- [Exercise objective] What you return should match every record exactly, with the images removed.

- [Dataset]
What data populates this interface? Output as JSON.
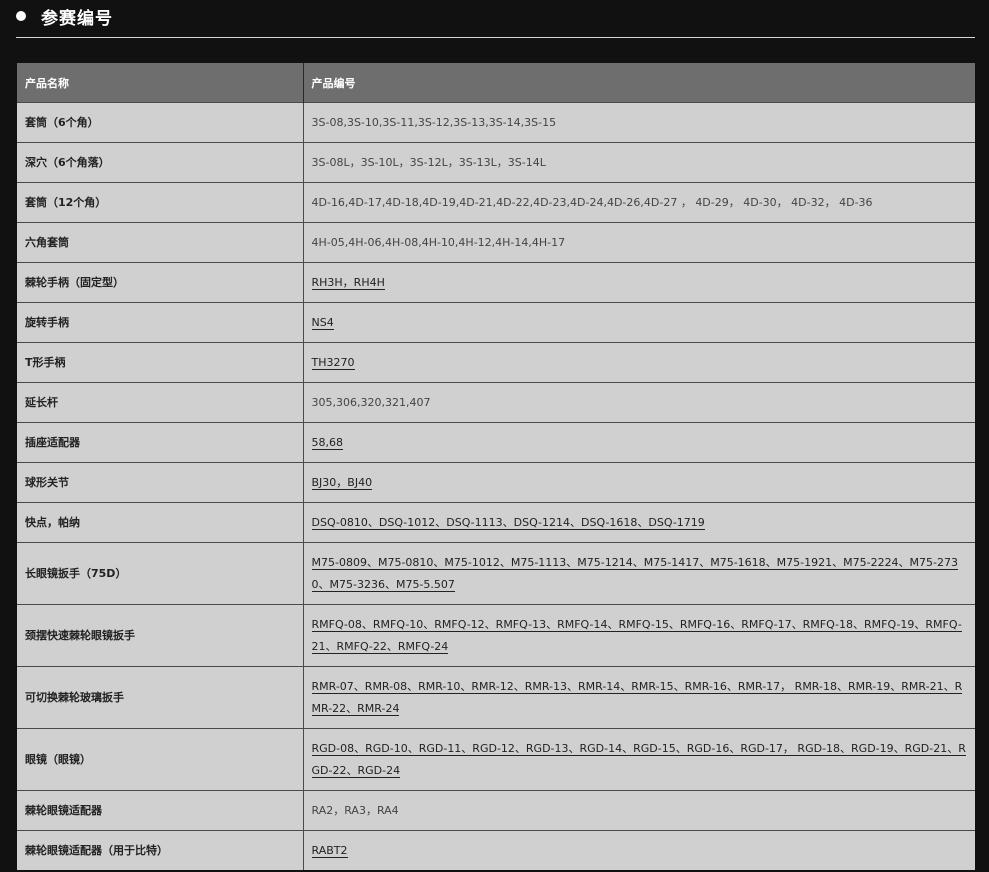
{
  "header": {
    "title": "参赛编号"
  },
  "table": {
    "columns": [
      "产品名称",
      "产品编号"
    ],
    "rows": [
      {
        "name": "套筒（6个角）",
        "codes": "3S-08,3S-10,3S-11,3S-12,3S-13,3S-14,3S-15",
        "linked": false
      },
      {
        "name": "深穴（6个角落）",
        "codes": "3S-08L，3S-10L，3S-12L，3S-13L，3S-14L",
        "linked": false
      },
      {
        "name": "套筒（12个角）",
        "codes": "4D-16,4D-17,4D-18,4D-19,4D-21,4D-22,4D-23,4D-24,4D-26,4D-27 ， 4D-29， 4D-30， 4D-32， 4D-36",
        "linked": false
      },
      {
        "name": "六角套筒",
        "codes": "4H-05,4H-06,4H-08,4H-10,4H-12,4H-14,4H-17",
        "linked": false
      },
      {
        "name": "棘轮手柄（固定型）",
        "codes": "RH3H，RH4H",
        "linked": true
      },
      {
        "name": "旋转手柄",
        "codes": "NS4",
        "linked": true
      },
      {
        "name": "T形手柄",
        "codes": "TH3270",
        "linked": true
      },
      {
        "name": "延长杆",
        "codes": "305,306,320,321,407",
        "linked": false
      },
      {
        "name": "插座适配器",
        "codes": "58,68",
        "linked": true
      },
      {
        "name": "球形关节",
        "codes": "BJ30，BJ40",
        "linked": true
      },
      {
        "name": "快点，帕纳",
        "codes": "DSQ-0810、DSQ-1012、DSQ-1113、DSQ-1214、DSQ-1618、DSQ-1719",
        "linked": true
      },
      {
        "name": "长眼镜扳手（75D）",
        "codes": "M75-0809、M75-0810、M75-1012、M75-1113、M75-1214、M75-1417、M75-1618、M75-1921、M75-2224、M75-2730、M75-3236、M75-5.507",
        "linked": true
      },
      {
        "name": "颈摆快速棘轮眼镜扳手",
        "codes": "RMFQ-08、RMFQ-10、RMFQ-12、RMFQ-13、RMFQ-14、RMFQ-15、RMFQ-16、RMFQ-17、RMFQ-18、RMFQ-19、RMFQ-21、RMFQ-22、RMFQ-24",
        "linked": true
      },
      {
        "name": "可切换棘轮玻璃扳手",
        "codes": "RMR-07、RMR-08、RMR-10、RMR-12、RMR-13、RMR-14、RMR-15、RMR-16、RMR-17， RMR-18、RMR-19、RMR-21、RMR-22、RMR-24",
        "linked": true
      },
      {
        "name": "眼镜（眼镜）",
        "codes": "RGD-08、RGD-10、RGD-11、RGD-12、RGD-13、RGD-14、RGD-15、RGD-16、RGD-17， RGD-18、RGD-19、RGD-21、RGD-22、RGD-24",
        "linked": true
      },
      {
        "name": "棘轮眼镜适配器",
        "codes": "RA2，RA3，RA4",
        "linked": false
      },
      {
        "name": "棘轮眼镜适配器（用于比特）",
        "codes": "RABT2",
        "linked": true
      }
    ]
  }
}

- [Final result]
What data populates this interface? Output as JSON.
{
  "header": {
    "title": "参赛编号"
  },
  "table": {
    "columns": [
      "产品名称",
      "产品编号"
    ],
    "rows": [
      {
        "name": "套筒（6个角）",
        "codes": "3S-08,3S-10,3S-11,3S-12,3S-13,3S-14,3S-15",
        "linked": false
      },
      {
        "name": "深穴（6个角落）",
        "codes": "3S-08L，3S-10L，3S-12L，3S-13L，3S-14L",
        "linked": false
      },
      {
        "name": "套筒（12个角）",
        "codes": "4D-16,4D-17,4D-18,4D-19,4D-21,4D-22,4D-23,4D-24,4D-26,4D-27 ， 4D-29， 4D-30， 4D-32， 4D-36",
        "linked": false
      },
      {
        "name": "六角套筒",
        "codes": "4H-05,4H-06,4H-08,4H-10,4H-12,4H-14,4H-17",
        "linked": false
      },
      {
        "name": "棘轮手柄（固定型）",
        "codes": "RH3H，RH4H",
        "linked": true
      },
      {
        "name": "旋转手柄",
        "codes": "NS4",
        "linked": true
      },
      {
        "name": "T形手柄",
        "codes": "TH3270",
        "linked": true
      },
      {
        "name": "延长杆",
        "codes": "305,306,320,321,407",
        "linked": false
      },
      {
        "name": "插座适配器",
        "codes": "58,68",
        "linked": true
      },
      {
        "name": "球形关节",
        "codes": "BJ30，BJ40",
        "linked": true
      },
      {
        "name": "快点，帕纳",
        "codes": "DSQ-0810、DSQ-1012、DSQ-1113、DSQ-1214、DSQ-1618、DSQ-1719",
        "linked": true
      },
      {
        "name": "长眼镜扳手（75D）",
        "codes": "M75-0809、M75-0810、M75-1012、M75-1113、M75-1214、M75-1417、M75-1618、M75-1921、M75-2224、M75-2730、M75-3236、M75-5.507",
        "linked": true
      },
      {
        "name": "颈摆快速棘轮眼镜扳手",
        "codes": "RMFQ-08、RMFQ-10、RMFQ-12、RMFQ-13、RMFQ-14、RMFQ-15、RMFQ-16、RMFQ-17、RMFQ-18、RMFQ-19、RMFQ-21、RMFQ-22、RMFQ-24",
        "linked": true
      },
      {
        "name": "可切换棘轮玻璃扳手",
        "codes": "RMR-07、RMR-08、RMR-10、RMR-12、RMR-13、RMR-14、RMR-15、RMR-16、RMR-17， RMR-18、RMR-19、RMR-21、RMR-22、RMR-24",
        "linked": true
      },
      {
        "name": "眼镜（眼镜）",
        "codes": "RGD-08、RGD-10、RGD-11、RGD-12、RGD-13、RGD-14、RGD-15、RGD-16、RGD-17， RGD-18、RGD-19、RGD-21、RGD-22、RGD-24",
        "linked": true
      },
      {
        "name": "棘轮眼镜适配器",
        "codes": "RA2，RA3，RA4",
        "linked": false
      },
      {
        "name": "棘轮眼镜适配器（用于比特）",
        "codes": "RABT2",
        "linked": true
      }
    ]
  }
}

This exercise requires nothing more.